(Extracted data entries)
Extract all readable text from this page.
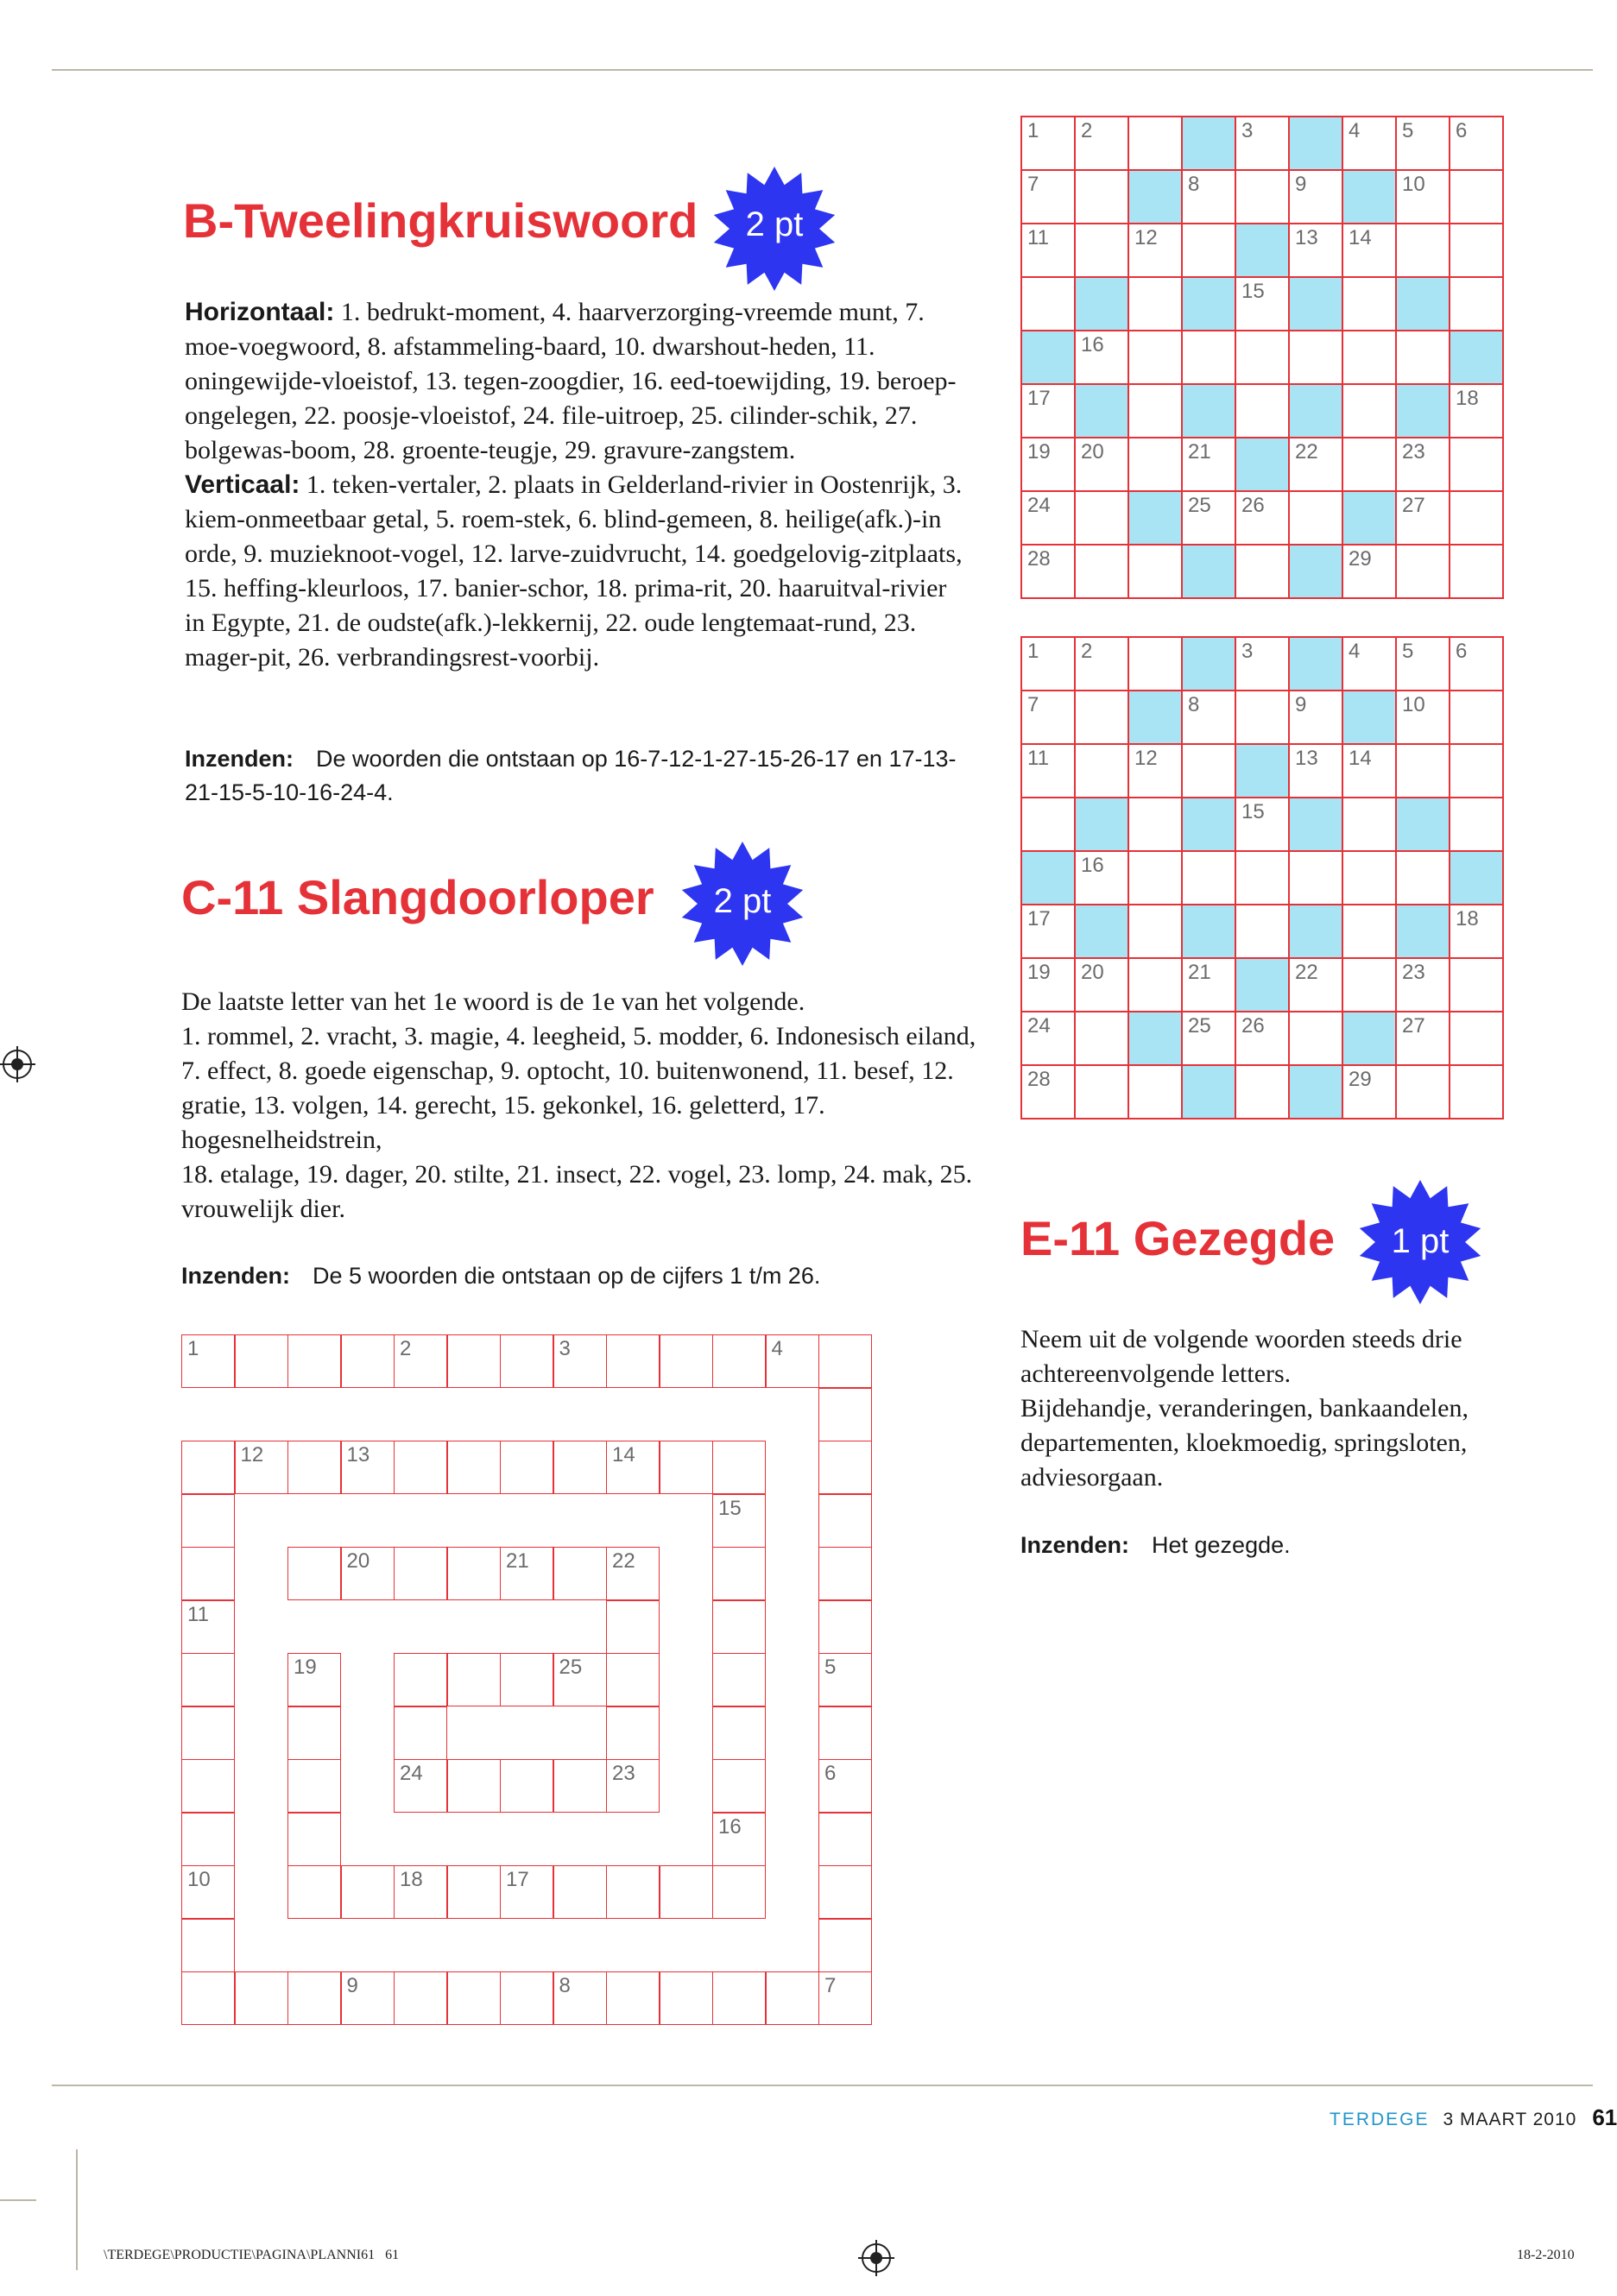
B-Tweelingkruiswoord	2 pt

Horizontaal: 1. bedrukt-moment, 4. haarverzorging-vreemde munt, 7. moe-voegwoord, 8. afstammeling-baard, 10. dwarshout-heden, 11. oningewijde-vloeistof, 13. tegen-zoogdier, 16. eed-toewijding, 19. beroep-ongelegen, 22. poosje-vloeistof, 24. file-uitroep, 25. cilinder-schik, 27. bolgewas-boom, 28. groente-teugje, 29. gravure-zangstem.
Verticaal: 1. teken-vertaler, 2. plaats in Gelderland-rivier in Oostenrijk, 3. kiem-onmeetbaar getal, 5. roem-stek, 6. blind-gemeen, 8. heilige(afk.)-in orde, 9. muzieknoot-vogel, 12. larve-zuidvrucht, 14. goedgelovig-zitplaats, 15. heffing-kleurloos, 17. banier-schor, 18. prima-rit, 20. haaruitval-rivier in Egypte, 21. de oudste(afk.)-lekkernij, 22. oude lengtemaat-rund, 23. mager-pit, 26. verbrandingsrest-voorbij.

Inzenden: De woorden die ontstaan op 16-7-12-1-27-15-26-17 en 17-13-21-15-5-10-16-24-4.
C-11 Slangdoorloper	2 pt

De laatste letter van het 1e woord is de 1e van het volgende.
1. rommel, 2. vracht, 3. magie, 4. leegheid, 5. modder, 6. Indonesisch eiland, 7. effect, 8. goede eigenschap, 9. optocht, 10. buitenwonend, 11. besef, 12. gratie, 13. volgen, 14. gerecht, 15. gekonkel, 16. geletterd, 17. hogesnelheidstrein,
18. etalage, 19. dager, 20. stilte, 21. insect, 22. vogel, 23. lomp, 24. mak, 25. vrouwelijk dier.

Inzenden: De 5 woorden die ontstaan op de cijfers 1 t/m 26.
1	2	3	4
12	13	14
15
20	21	22
11
19	25	5
24	23	6
16
10	18	17
9	8	7
1 2	3	4 5 6
7	8	9	10
11	12	13 14
15
16
17	18
19 20	21	22	23
24	25 26	27
28	29
1 2	3	4 5 6
7	8	9	10
11	12	13 14
15
16
17	18
19 20	21	22	23
24	25 26	27
28	29
E-11 Gezegde	1 pt

Neem uit de volgende woorden steeds drie achtereenvolgende letters.
Bijdehandje, veranderingen, bankaandelen, departementen, kloekmoedig, springsloten, adviesorgaan.

Inzenden: Het gezegde.
TERDEGE 3 MAART 2010 61
\TERDEGE\PRODUCTIE\PAGINA\PLANNI61 61	18-2-2010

→ **Your objective**:
Copy every record above exactly as written, but leave out the pictures.

→ **Response to the exercise**:
Extract all readable text from this page.
B-Tweelingkruiswoord	2 pt

Horizontaal: 1. bedrukt-moment, 4. haarverzorging-vreemde munt, 7. moe-voegwoord, 8. afstammeling-baard, 10. dwarshout-heden, 11. oningewijde-vloeistof, 13. tegen-zoogdier, 16. eed-toewijding, 19. beroep-ongelegen, 22. poosje-vloeistof, 24. file-uitroep, 25. cilinder-schik, 27. bolgewas-boom, 28. groente-teugje, 29. gravure-zangstem.
Verticaal: 1. teken-vertaler, 2. plaats in Gelderland-rivier in Oostenrijk, 3. kiem-onmeetbaar getal, 5. roem-stek, 6. blind-gemeen, 8. heilige(afk.)-in orde, 9. muzieknoot-vogel, 12. larve-zuidvrucht, 14. goedgelovig-zitplaats, 15. heffing-kleurloos, 17. banier-schor, 18. prima-rit, 20. haaruitval-rivier in Egypte, 21. de oudste(afk.)-lekkernij, 22. oude lengtemaat-rund, 23. mager-pit, 26. verbrandingsrest-voorbij.

Inzenden: De woorden die ontstaan op 16-7-12-1-27-15-26-17 en 17-13-21-15-5-10-16-24-4.
C-11 Slangdoorloper	2 pt

De laatste letter van het 1e woord is de 1e van het volgende.
1. rommel, 2. vracht, 3. magie, 4. leegheid, 5. modder, 6. Indonesisch eiland, 7. effect, 8. goede eigenschap, 9. optocht, 10. buitenwonend, 11. besef, 12. gratie, 13. volgen, 14. gerecht, 15. gekonkel, 16. geletterd, 17. hogesnelheidstrein,
18. etalage, 19. dager, 20. stilte, 21. insect, 22. vogel, 23. lomp, 24. mak, 25. vrouwelijk dier.

Inzenden: De 5 woorden die ontstaan op de cijfers 1 t/m 26.
1	2	3	4
12	13	14
15
20	21	22
11
19	25	5
24	23	6
16
10	18	17
9	8	7
1 2	3	4 5 6
7	8	9	10
11	12	13 14
15
16
17	18
19 20	21	22	23
24	25 26	27
28	29
1 2	3	4 5 6
7	8	9	10
11	12	13 14
15
16
17	18
19 20	21	22	23
24	25 26	27
28	29
E-11 Gezegde	1 pt

Neem uit de volgende woorden steeds drie achtereenvolgende letters.
Bijdehandje, veranderingen, bankaandelen, departementen, kloekmoedig, springsloten, adviesorgaan.

Inzenden: Het gezegde.
TERDEGE 3 MAART 2010 61
\TERDEGE\PRODUCTIE\PAGINA\PLANNI61 61	18-2-2010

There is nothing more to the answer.